» Your task: Repeat the full listing below verbatim and keep the images out.

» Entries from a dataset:

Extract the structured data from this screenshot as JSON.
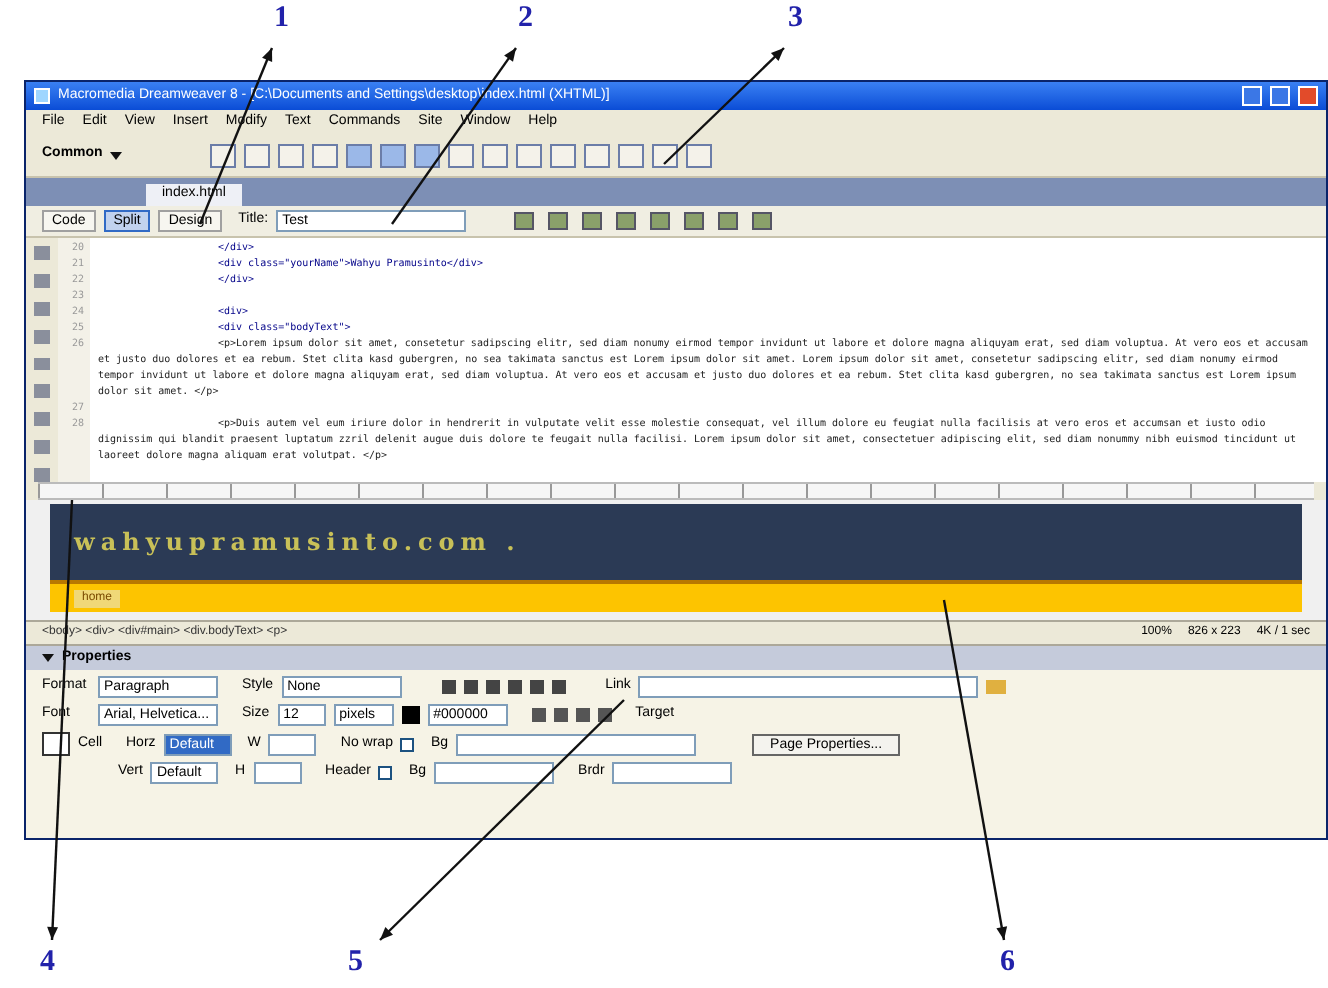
{
  "annotations": [
    {
      "label": "1"
    },
    {
      "label": "2"
    },
    {
      "label": "3"
    },
    {
      "label": "4"
    },
    {
      "label": "5"
    },
    {
      "label": "6"
    }
  ],
  "window": {
    "title": "Macromedia Dreamweaver 8 - [C:\\Documents and Settings\\desktop\\index.html (XHTML)]"
  },
  "menu": [
    "File",
    "Edit",
    "View",
    "Insert",
    "Modify",
    "Text",
    "Commands",
    "Site",
    "Window",
    "Help"
  ],
  "insert_bar": {
    "category": "Common"
  },
  "doc_tabs": [
    {
      "label": "index.html",
      "selected": true
    }
  ],
  "doc_toolbar": {
    "views": [
      {
        "label": "Code",
        "selected": false
      },
      {
        "label": "Split",
        "selected": true
      },
      {
        "label": "Design",
        "selected": false
      }
    ],
    "title_label": "Title:",
    "title_value": "Test"
  },
  "code": {
    "lines": [
      {
        "number": "20",
        "kind": "tag",
        "text": "</div>"
      },
      {
        "number": "21",
        "kind": "tag",
        "text": "<div class=\"yourName\">Wahyu Pramusinto</div>"
      },
      {
        "number": "22",
        "kind": "tag",
        "text": "</div>"
      },
      {
        "number": "23",
        "kind": "blank"
      },
      {
        "number": "24",
        "kind": "tag",
        "text": "<div>"
      },
      {
        "number": "25",
        "kind": "tag",
        "text": "<div class=\"bodyText\">"
      },
      {
        "number": "26",
        "kind": "para",
        "text": "<p>Lorem ipsum dolor sit amet, consetetur sadipscing elitr, sed diam nonumy eirmod tempor invidunt ut labore et dolore magna aliquyam erat, sed diam voluptua. At vero eos et accusam et justo duo dolores et ea rebum. Stet clita kasd gubergren, no sea takimata sanctus est Lorem ipsum dolor sit amet. Lorem ipsum dolor sit amet, consetetur sadipscing elitr, sed diam nonumy eirmod tempor invidunt ut labore et dolore magna aliquyam erat, sed diam voluptua. At vero eos et accusam et justo duo dolores et ea rebum. Stet clita kasd gubergren, no sea takimata sanctus est Lorem ipsum dolor sit amet. </p>"
      },
      {
        "number": "27",
        "kind": "blank"
      },
      {
        "number": "28",
        "kind": "para",
        "text": "<p>Duis autem vel eum iriure dolor in hendrerit in vulputate velit esse molestie consequat, vel illum dolore eu feugiat nulla facilisis at vero eros et accumsan et iusto odio dignissim qui blandit praesent luptatum zzril delenit augue duis dolore te feugait nulla facilisi. Lorem ipsum dolor sit amet, consectetuer adipiscing elit, sed diam nonummy nibh euismod tincidunt ut laoreet dolore magna aliquam erat volutpat. </p>"
      }
    ]
  },
  "design": {
    "site_name": "wahyupramusinto.com .",
    "nav_item": "home"
  },
  "status_bar": {
    "tags": "<body> <div> <div#main> <div.bodyText> <p>",
    "zoom": "100%",
    "size": "826 x 223",
    "weight": "4K / 1 sec"
  },
  "properties": {
    "title": "Properties",
    "row1": {
      "format_label": "Format",
      "format": "Paragraph",
      "style_label": "Style",
      "style": "None",
      "link_label": "Link"
    },
    "row2": {
      "font_label": "Font",
      "font": "Arial, Helvetica...",
      "size_label": "Size",
      "size": "12",
      "unit": "pixels",
      "color": "#000000",
      "target_label": "Target"
    },
    "row3": {
      "cell_label": "Cell",
      "horz_label": "Horz",
      "horz": "Default",
      "w_label": "W",
      "nowrap_label": "No wrap",
      "nowrap_checked": false,
      "bg_label": "Bg",
      "page_button": "Page Properties..."
    },
    "row4": {
      "vert_label": "Vert",
      "vert": "Default",
      "h_label": "H",
      "header_label": "Header",
      "header_checked": false,
      "bg_label": "Bg",
      "brdr_label": "Brdr"
    }
  }
}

» Solved problem:
Extract the structured data from this screenshot as JSON.
{
  "annotations": [
    {
      "label": "1"
    },
    {
      "label": "2"
    },
    {
      "label": "3"
    },
    {
      "label": "4"
    },
    {
      "label": "5"
    },
    {
      "label": "6"
    }
  ],
  "window": {
    "title": "Macromedia Dreamweaver 8 - [C:\\Documents and Settings\\desktop\\index.html (XHTML)]"
  },
  "menu": [
    "File",
    "Edit",
    "View",
    "Insert",
    "Modify",
    "Text",
    "Commands",
    "Site",
    "Window",
    "Help"
  ],
  "insert_bar": {
    "category": "Common"
  },
  "doc_tabs": [
    {
      "label": "index.html",
      "selected": true
    }
  ],
  "doc_toolbar": {
    "views": [
      {
        "label": "Code",
        "selected": false
      },
      {
        "label": "Split",
        "selected": true
      },
      {
        "label": "Design",
        "selected": false
      }
    ],
    "title_label": "Title:",
    "title_value": "Test"
  },
  "code": {
    "lines": [
      {
        "number": "20",
        "kind": "tag",
        "text": "</div>"
      },
      {
        "number": "21",
        "kind": "tag",
        "text": "<div class=\"yourName\">Wahyu Pramusinto</div>"
      },
      {
        "number": "22",
        "kind": "tag",
        "text": "</div>"
      },
      {
        "number": "23",
        "kind": "blank"
      },
      {
        "number": "24",
        "kind": "tag",
        "text": "<div>"
      },
      {
        "number": "25",
        "kind": "tag",
        "text": "<div class=\"bodyText\">"
      },
      {
        "number": "26",
        "kind": "para",
        "text": "<p>Lorem ipsum dolor sit amet, consetetur sadipscing elitr, sed diam nonumy eirmod tempor invidunt ut labore et dolore magna aliquyam erat, sed diam voluptua. At vero eos et accusam et justo duo dolores et ea rebum. Stet clita kasd gubergren, no sea takimata sanctus est Lorem ipsum dolor sit amet. Lorem ipsum dolor sit amet, consetetur sadipscing elitr, sed diam nonumy eirmod tempor invidunt ut labore et dolore magna aliquyam erat, sed diam voluptua. At vero eos et accusam et justo duo dolores et ea rebum. Stet clita kasd gubergren, no sea takimata sanctus est Lorem ipsum dolor sit amet. </p>"
      },
      {
        "number": "27",
        "kind": "blank"
      },
      {
        "number": "28",
        "kind": "para",
        "text": "<p>Duis autem vel eum iriure dolor in hendrerit in vulputate velit esse molestie consequat, vel illum dolore eu feugiat nulla facilisis at vero eros et accumsan et iusto odio dignissim qui blandit praesent luptatum zzril delenit augue duis dolore te feugait nulla facilisi. Lorem ipsum dolor sit amet, consectetuer adipiscing elit, sed diam nonummy nibh euismod tincidunt ut laoreet dolore magna aliquam erat volutpat. </p>"
      }
    ]
  },
  "design": {
    "site_name": "wahyupramusinto.com .",
    "nav_item": "home"
  },
  "status_bar": {
    "tags": "<body> <div> <div#main> <div.bodyText> <p>",
    "zoom": "100%",
    "size": "826 x 223",
    "weight": "4K / 1 sec"
  },
  "properties": {
    "title": "Properties",
    "row1": {
      "format_label": "Format",
      "format": "Paragraph",
      "style_label": "Style",
      "style": "None",
      "link_label": "Link"
    },
    "row2": {
      "font_label": "Font",
      "font": "Arial, Helvetica...",
      "size_label": "Size",
      "size": "12",
      "unit": "pixels",
      "color": "#000000",
      "target_label": "Target"
    },
    "row3": {
      "cell_label": "Cell",
      "horz_label": "Horz",
      "horz": "Default",
      "w_label": "W",
      "nowrap_label": "No wrap",
      "nowrap_checked": false,
      "bg_label": "Bg",
      "page_button": "Page Properties..."
    },
    "row4": {
      "vert_label": "Vert",
      "vert": "Default",
      "h_label": "H",
      "header_label": "Header",
      "header_checked": false,
      "bg_label": "Bg",
      "brdr_label": "Brdr"
    }
  }
}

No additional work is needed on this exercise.